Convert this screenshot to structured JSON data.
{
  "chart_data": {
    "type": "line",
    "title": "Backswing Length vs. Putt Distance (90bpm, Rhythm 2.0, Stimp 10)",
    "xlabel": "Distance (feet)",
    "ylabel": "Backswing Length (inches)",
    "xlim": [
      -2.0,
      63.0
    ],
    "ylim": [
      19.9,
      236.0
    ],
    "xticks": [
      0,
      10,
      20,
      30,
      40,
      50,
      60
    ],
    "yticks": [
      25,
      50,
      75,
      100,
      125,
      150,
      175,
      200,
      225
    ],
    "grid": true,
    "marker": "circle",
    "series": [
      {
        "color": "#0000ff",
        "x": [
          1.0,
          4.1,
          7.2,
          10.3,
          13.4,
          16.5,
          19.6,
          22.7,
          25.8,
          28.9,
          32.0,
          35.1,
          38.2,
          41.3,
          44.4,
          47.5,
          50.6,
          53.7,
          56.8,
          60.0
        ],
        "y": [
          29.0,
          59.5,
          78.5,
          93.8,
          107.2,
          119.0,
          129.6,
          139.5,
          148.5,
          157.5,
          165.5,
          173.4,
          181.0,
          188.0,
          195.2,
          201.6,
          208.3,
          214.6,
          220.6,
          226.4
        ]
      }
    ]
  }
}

> **Stated task**
How many lines of the data hold the string "Backswing"? Reply with the number alone.

> **Full solution**
2